--- Start Recorded information ---
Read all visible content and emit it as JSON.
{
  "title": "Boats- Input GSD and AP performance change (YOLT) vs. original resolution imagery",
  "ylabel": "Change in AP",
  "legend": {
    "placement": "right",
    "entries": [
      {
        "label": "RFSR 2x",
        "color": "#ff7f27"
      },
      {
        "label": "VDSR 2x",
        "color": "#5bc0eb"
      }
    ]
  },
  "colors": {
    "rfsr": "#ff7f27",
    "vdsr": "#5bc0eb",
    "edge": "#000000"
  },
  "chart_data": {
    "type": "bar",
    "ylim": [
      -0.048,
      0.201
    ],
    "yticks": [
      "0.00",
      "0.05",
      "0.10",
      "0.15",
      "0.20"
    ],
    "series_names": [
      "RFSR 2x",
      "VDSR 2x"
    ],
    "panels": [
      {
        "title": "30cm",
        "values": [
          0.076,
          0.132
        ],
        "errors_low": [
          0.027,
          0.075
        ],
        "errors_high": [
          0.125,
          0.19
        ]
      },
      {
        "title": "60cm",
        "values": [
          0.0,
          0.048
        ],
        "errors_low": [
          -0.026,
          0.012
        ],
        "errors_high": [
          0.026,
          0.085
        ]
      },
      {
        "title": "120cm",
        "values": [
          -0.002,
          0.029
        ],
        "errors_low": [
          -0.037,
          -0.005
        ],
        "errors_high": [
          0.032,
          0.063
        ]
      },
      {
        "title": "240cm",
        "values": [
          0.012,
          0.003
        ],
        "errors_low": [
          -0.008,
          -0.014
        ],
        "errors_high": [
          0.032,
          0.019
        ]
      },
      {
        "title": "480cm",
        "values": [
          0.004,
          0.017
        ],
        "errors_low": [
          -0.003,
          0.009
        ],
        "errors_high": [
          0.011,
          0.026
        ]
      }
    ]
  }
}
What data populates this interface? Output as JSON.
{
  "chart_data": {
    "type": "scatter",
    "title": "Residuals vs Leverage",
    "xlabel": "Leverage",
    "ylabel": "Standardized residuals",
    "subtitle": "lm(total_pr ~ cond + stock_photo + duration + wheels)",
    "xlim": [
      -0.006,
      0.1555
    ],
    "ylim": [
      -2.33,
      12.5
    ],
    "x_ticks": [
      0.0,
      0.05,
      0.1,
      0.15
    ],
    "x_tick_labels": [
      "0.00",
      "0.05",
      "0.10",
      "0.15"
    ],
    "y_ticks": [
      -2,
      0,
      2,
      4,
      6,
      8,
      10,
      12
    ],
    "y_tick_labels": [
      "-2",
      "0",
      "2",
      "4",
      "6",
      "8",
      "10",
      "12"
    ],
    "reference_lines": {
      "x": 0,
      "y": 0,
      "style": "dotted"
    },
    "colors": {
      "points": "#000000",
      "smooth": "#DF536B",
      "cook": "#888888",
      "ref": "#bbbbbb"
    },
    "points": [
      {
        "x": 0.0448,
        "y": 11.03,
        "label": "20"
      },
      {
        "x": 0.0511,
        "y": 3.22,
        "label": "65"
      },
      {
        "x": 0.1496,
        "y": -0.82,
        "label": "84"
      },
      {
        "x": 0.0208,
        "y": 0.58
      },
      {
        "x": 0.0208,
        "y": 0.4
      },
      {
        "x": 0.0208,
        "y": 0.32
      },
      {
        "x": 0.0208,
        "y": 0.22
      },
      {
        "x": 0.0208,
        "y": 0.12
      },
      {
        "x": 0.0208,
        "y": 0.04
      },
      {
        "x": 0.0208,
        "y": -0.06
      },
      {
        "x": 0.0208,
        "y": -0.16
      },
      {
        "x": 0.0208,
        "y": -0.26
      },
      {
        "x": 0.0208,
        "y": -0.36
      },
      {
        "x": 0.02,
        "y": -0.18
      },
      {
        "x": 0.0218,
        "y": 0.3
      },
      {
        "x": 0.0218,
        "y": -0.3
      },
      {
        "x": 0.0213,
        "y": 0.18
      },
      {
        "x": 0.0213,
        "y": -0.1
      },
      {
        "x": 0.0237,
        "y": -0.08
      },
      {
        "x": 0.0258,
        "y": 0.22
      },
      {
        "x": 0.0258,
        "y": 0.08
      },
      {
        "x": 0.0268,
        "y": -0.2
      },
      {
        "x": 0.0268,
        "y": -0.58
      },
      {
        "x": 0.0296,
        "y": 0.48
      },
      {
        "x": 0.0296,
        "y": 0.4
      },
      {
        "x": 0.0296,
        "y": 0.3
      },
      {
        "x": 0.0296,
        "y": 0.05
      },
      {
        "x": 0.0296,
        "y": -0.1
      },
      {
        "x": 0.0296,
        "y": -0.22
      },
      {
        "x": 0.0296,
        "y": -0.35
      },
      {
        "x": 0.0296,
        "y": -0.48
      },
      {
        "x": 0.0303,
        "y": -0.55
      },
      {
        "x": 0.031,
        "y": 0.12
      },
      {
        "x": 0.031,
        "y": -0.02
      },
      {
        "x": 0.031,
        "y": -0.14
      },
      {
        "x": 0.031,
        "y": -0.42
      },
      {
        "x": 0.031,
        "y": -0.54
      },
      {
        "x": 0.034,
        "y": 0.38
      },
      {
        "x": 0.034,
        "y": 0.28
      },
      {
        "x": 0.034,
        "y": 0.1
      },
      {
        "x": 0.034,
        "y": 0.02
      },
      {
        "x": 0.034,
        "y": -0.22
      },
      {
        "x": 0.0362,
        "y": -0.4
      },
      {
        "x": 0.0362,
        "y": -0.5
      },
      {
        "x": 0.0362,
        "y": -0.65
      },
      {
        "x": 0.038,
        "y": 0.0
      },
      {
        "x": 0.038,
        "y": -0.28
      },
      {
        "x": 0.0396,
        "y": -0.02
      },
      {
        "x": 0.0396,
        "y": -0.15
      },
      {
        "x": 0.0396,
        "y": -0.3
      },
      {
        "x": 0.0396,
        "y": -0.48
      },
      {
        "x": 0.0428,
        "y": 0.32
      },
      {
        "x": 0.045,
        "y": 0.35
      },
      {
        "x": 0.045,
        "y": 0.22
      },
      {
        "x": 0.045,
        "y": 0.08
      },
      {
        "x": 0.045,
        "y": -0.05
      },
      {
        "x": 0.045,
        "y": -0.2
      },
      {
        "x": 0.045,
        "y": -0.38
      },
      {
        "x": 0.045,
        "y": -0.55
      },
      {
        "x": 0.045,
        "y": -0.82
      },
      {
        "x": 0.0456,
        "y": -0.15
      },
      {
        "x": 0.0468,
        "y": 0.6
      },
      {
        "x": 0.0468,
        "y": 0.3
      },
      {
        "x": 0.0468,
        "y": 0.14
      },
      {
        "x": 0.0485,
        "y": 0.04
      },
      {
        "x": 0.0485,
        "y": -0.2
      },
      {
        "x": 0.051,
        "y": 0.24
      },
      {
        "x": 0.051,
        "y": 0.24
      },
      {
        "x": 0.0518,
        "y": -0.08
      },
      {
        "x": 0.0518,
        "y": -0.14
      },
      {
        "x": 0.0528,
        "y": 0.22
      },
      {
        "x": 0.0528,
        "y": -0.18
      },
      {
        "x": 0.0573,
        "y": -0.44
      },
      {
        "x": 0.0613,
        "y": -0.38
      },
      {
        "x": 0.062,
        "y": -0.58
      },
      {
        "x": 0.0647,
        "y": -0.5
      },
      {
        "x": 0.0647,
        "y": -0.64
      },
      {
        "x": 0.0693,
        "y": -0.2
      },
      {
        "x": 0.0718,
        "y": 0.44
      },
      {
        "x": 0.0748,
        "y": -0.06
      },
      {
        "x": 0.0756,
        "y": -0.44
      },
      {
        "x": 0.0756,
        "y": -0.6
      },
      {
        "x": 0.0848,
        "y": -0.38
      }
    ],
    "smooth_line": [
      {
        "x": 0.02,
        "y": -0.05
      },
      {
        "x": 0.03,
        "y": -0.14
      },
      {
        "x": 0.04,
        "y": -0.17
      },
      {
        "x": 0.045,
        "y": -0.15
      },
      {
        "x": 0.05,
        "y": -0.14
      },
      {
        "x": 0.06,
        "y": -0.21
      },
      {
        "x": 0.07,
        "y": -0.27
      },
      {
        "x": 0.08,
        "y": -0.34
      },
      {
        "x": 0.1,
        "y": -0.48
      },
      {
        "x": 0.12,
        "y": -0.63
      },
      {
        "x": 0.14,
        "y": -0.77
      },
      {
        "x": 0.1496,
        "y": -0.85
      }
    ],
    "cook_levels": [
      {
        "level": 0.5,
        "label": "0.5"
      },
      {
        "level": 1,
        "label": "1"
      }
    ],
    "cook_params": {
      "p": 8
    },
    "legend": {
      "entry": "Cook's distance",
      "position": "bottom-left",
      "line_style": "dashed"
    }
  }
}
--- End Recorded information ---
In the listing above, find each line with the word "Leverage" and copy it.

    "title": "Residuals vs Leverage",
    "xlabel": "Leverage",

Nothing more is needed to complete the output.